*WRITTEN INSTRUCTION*
Count every line below in which "name" occurs, then give only the count.

*RECORDED DATA*

--------

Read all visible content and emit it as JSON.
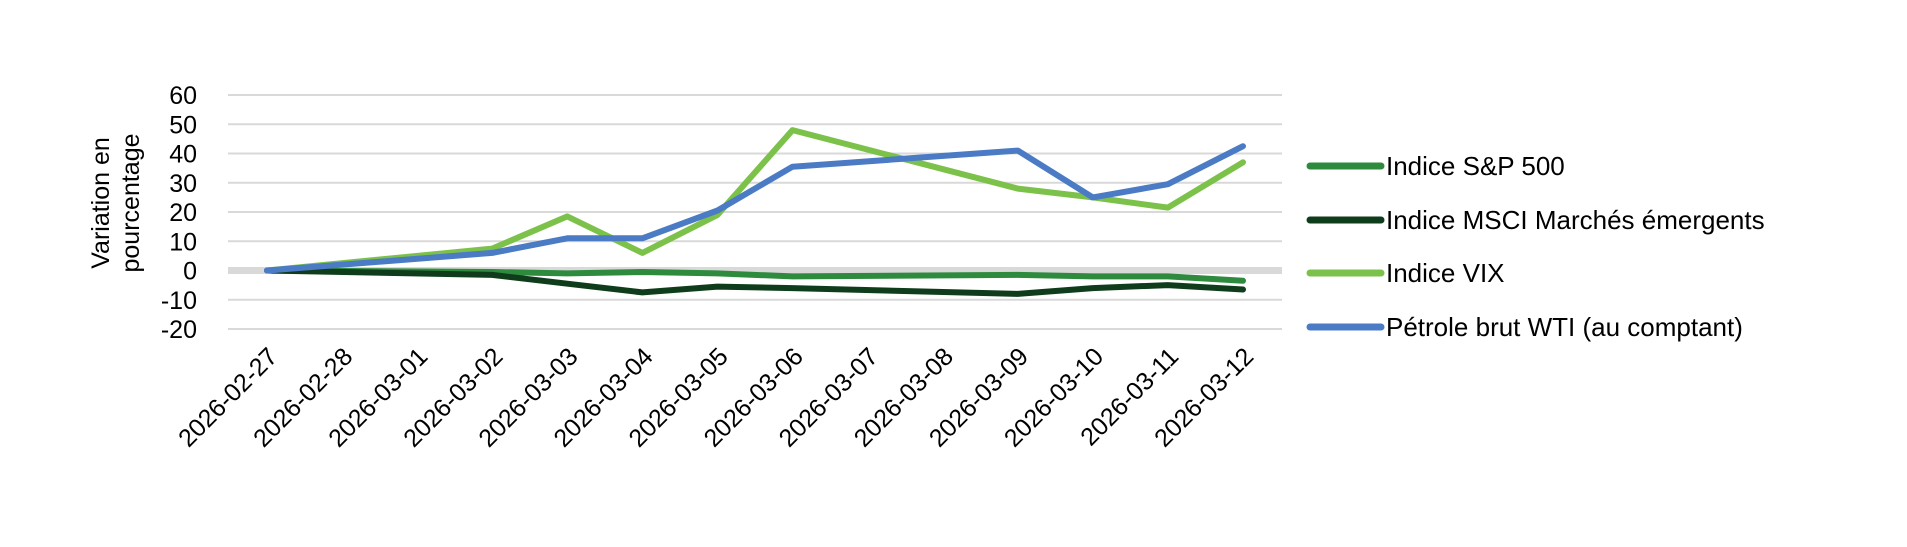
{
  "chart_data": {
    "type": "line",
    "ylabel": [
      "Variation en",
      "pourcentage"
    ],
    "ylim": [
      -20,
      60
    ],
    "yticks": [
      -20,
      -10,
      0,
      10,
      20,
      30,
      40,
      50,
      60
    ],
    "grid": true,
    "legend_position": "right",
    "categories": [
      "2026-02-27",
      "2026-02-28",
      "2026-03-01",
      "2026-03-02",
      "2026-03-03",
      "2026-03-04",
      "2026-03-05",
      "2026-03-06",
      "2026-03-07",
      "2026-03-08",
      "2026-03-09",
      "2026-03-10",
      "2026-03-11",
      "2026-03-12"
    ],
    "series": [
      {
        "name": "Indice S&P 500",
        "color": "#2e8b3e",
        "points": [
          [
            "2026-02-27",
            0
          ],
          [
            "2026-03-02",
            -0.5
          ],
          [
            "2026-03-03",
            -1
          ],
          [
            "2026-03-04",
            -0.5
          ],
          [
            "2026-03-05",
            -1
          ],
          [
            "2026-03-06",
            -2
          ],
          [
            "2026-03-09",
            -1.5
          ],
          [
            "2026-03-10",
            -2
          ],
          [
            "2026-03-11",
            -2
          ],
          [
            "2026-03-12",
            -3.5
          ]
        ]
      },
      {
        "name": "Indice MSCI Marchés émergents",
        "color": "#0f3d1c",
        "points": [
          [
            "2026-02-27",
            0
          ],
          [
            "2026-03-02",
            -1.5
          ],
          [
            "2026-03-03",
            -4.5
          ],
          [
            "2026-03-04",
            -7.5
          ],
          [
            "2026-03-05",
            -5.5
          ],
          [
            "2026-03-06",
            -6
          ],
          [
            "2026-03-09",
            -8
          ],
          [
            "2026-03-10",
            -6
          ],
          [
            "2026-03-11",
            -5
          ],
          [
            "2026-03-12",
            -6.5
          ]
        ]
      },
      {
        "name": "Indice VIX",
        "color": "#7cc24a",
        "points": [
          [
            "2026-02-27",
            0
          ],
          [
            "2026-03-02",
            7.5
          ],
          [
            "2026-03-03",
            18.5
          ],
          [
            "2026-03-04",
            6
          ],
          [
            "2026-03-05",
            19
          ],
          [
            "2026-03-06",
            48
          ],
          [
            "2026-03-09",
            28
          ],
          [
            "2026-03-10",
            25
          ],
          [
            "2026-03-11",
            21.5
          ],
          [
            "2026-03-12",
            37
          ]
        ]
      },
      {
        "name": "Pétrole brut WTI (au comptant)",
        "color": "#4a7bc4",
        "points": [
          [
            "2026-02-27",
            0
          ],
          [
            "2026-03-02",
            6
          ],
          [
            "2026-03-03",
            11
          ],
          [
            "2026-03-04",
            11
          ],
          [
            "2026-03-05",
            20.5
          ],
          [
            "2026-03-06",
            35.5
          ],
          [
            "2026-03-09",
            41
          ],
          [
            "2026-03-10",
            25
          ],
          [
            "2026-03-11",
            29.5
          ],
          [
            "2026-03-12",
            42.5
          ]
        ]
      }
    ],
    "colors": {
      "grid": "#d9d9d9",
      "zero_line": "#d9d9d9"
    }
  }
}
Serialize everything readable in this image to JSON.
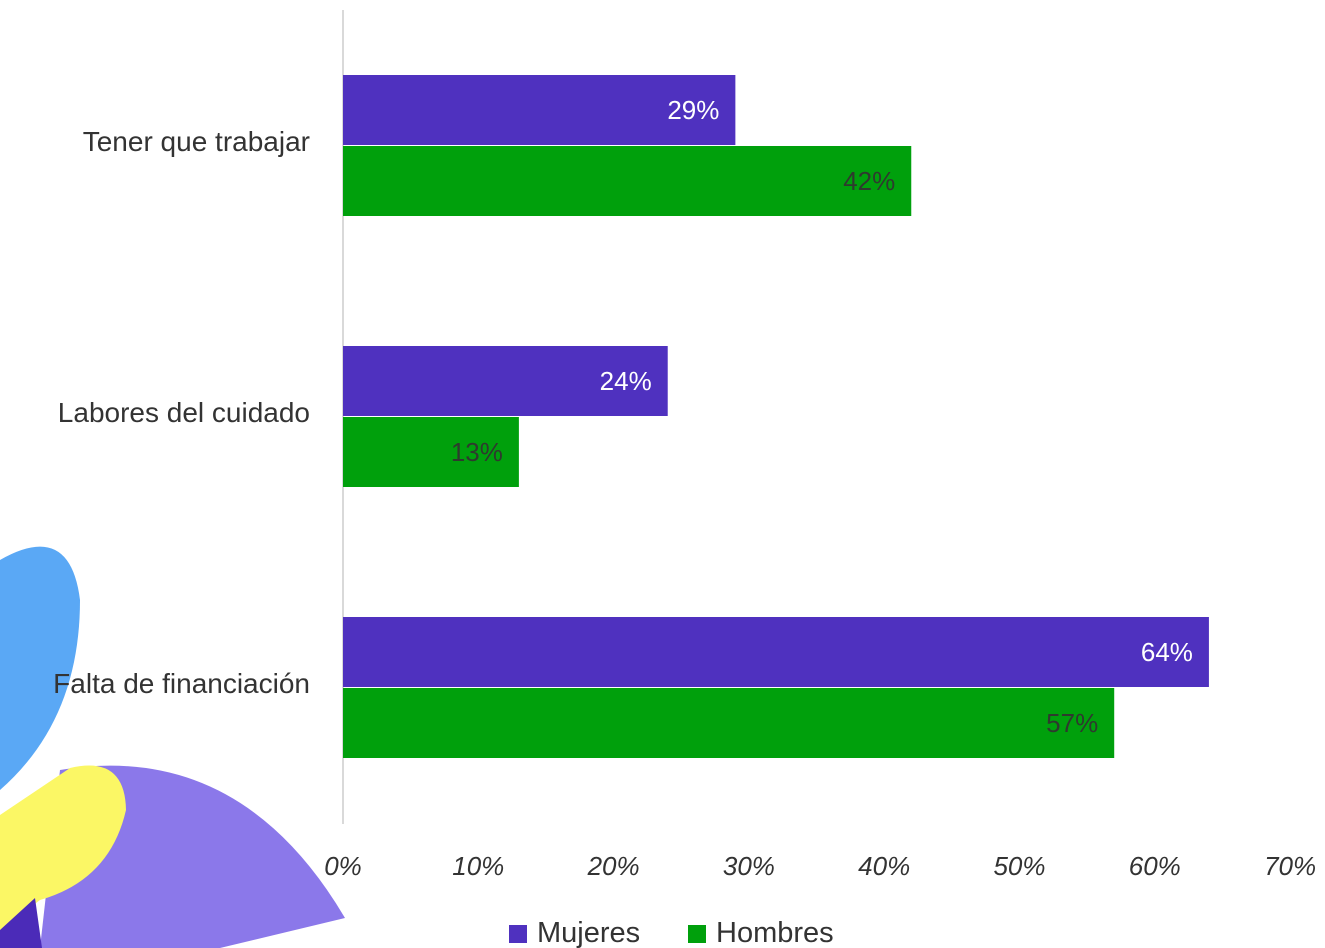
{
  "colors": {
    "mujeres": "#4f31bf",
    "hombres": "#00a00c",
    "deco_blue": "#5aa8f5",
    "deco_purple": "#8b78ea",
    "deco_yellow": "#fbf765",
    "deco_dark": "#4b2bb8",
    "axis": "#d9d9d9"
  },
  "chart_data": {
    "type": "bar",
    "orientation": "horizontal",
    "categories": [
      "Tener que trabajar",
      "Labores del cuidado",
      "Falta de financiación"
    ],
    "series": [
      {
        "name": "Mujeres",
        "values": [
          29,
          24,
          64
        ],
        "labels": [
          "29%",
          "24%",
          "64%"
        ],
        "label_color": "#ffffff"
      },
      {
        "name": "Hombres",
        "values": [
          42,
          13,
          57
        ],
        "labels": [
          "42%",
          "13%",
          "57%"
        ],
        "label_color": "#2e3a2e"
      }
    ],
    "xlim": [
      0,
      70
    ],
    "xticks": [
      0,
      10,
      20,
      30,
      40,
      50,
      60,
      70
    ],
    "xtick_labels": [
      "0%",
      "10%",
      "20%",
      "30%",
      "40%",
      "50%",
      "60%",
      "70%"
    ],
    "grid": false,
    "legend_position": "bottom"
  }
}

--------

*RESULT OF THIS EXERCISE*
6